EXERCISE: Without omitting anything, retype the data that follows.

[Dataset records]
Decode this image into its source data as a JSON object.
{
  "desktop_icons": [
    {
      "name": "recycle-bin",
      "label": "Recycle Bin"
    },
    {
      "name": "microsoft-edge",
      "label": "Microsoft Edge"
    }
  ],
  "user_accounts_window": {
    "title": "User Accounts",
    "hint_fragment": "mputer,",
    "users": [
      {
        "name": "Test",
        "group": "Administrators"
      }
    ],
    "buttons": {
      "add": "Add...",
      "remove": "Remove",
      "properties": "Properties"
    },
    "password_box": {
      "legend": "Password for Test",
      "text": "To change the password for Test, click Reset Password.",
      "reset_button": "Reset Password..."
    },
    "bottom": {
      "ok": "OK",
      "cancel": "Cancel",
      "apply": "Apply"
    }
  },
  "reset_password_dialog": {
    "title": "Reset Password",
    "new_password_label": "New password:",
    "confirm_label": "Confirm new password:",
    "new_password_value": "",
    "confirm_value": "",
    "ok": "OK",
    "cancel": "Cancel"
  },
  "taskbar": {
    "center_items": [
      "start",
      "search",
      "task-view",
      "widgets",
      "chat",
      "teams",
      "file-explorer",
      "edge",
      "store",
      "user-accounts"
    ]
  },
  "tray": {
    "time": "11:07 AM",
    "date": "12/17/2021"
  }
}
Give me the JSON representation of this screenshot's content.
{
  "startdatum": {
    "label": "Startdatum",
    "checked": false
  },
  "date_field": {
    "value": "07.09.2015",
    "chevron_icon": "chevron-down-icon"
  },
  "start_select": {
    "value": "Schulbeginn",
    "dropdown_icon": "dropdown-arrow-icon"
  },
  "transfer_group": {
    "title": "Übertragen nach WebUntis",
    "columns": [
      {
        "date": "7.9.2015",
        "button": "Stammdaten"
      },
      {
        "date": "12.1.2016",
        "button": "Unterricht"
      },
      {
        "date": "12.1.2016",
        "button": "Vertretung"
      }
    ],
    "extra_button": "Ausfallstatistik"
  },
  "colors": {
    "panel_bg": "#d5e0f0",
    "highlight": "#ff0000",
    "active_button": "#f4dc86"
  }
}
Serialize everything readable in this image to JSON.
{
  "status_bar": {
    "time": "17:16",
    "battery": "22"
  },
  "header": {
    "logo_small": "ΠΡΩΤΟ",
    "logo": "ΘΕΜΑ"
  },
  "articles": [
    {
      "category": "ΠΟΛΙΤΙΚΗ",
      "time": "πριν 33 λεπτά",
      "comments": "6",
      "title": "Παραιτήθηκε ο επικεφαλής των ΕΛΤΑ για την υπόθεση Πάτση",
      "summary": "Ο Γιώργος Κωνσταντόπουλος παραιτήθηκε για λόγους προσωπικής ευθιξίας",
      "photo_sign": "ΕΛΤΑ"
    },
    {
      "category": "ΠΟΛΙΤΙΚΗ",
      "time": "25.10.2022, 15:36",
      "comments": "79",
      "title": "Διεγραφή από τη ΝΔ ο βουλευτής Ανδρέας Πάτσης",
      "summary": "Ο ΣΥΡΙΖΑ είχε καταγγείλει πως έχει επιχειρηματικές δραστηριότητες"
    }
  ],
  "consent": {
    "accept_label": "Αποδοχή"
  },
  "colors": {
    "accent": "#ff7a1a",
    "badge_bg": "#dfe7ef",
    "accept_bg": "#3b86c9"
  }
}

RESULT OF THIS EXERCISE:
Decode this image into its source data as a JSON object.
{
  "desktop_icons": [
    {
      "name": "recycle-bin",
      "label": "Recycle Bin"
    },
    {
      "name": "microsoft-edge",
      "label": "Microsoft Edge"
    }
  ],
  "user_accounts_window": {
    "title": "User Accounts",
    "hint_fragment": "mputer,",
    "users": [
      {
        "name": "Test",
        "group": "Administrators"
      }
    ],
    "buttons": {
      "add": "Add...",
      "remove": "Remove",
      "properties": "Properties"
    },
    "password_box": {
      "legend": "Password for Test",
      "text": "To change the password for Test, click Reset Password.",
      "reset_button": "Reset Password..."
    },
    "bottom": {
      "ok": "OK",
      "cancel": "Cancel",
      "apply": "Apply"
    }
  },
  "reset_password_dialog": {
    "title": "Reset Password",
    "new_password_label": "New password:",
    "confirm_label": "Confirm new password:",
    "new_password_value": "",
    "confirm_value": "",
    "ok": "OK",
    "cancel": "Cancel"
  },
  "taskbar": {
    "center_items": [
      "start",
      "search",
      "task-view",
      "widgets",
      "chat",
      "teams",
      "file-explorer",
      "edge",
      "store",
      "user-accounts"
    ]
  },
  "tray": {
    "time": "11:07 AM",
    "date": "12/17/2021"
  }
}
Give me the JSON representation of this screenshot's content.
{
  "startdatum": {
    "label": "Startdatum",
    "checked": false
  },
  "date_field": {
    "value": "07.09.2015",
    "chevron_icon": "chevron-down-icon"
  },
  "start_select": {
    "value": "Schulbeginn",
    "dropdown_icon": "dropdown-arrow-icon"
  },
  "transfer_group": {
    "title": "Übertragen nach WebUntis",
    "columns": [
      {
        "date": "7.9.2015",
        "button": "Stammdaten"
      },
      {
        "date": "12.1.2016",
        "button": "Unterricht"
      },
      {
        "date": "12.1.2016",
        "button": "Vertretung"
      }
    ],
    "extra_button": "Ausfallstatistik"
  },
  "colors": {
    "panel_bg": "#d5e0f0",
    "highlight": "#ff0000",
    "active_button": "#f4dc86"
  }
}
Serialize everything readable in this image to JSON.
{
  "status_bar": {
    "time": "17:16",
    "battery": "22"
  },
  "header": {
    "logo_small": "ΠΡΩΤΟ",
    "logo": "ΘΕΜΑ"
  },
  "articles": [
    {
      "category": "ΠΟΛΙΤΙΚΗ",
      "time": "πριν 33 λεπτά",
      "comments": "6",
      "title": "Παραιτήθηκε ο επικεφαλής των ΕΛΤΑ για την υπόθεση Πάτση",
      "summary": "Ο Γιώργος Κωνσταντόπουλος παραιτήθηκε για λόγους προσωπικής ευθιξίας",
      "photo_sign": "ΕΛΤΑ"
    },
    {
      "category": "ΠΟΛΙΤΙΚΗ",
      "time": "25.10.2022, 15:36",
      "comments": "79",
      "title": "Διεγραφή από τη ΝΔ ο βουλευτής Ανδρέας Πάτσης",
      "summary": "Ο ΣΥΡΙΖΑ είχε καταγγείλει πως έχει επιχειρηματικές δραστηριότητες"
    }
  ],
  "consent": {
    "accept_label": "Αποδοχή"
  },
  "colors": {
    "accent": "#ff7a1a",
    "badge_bg": "#dfe7ef",
    "accept_bg": "#3b86c9"
  }
}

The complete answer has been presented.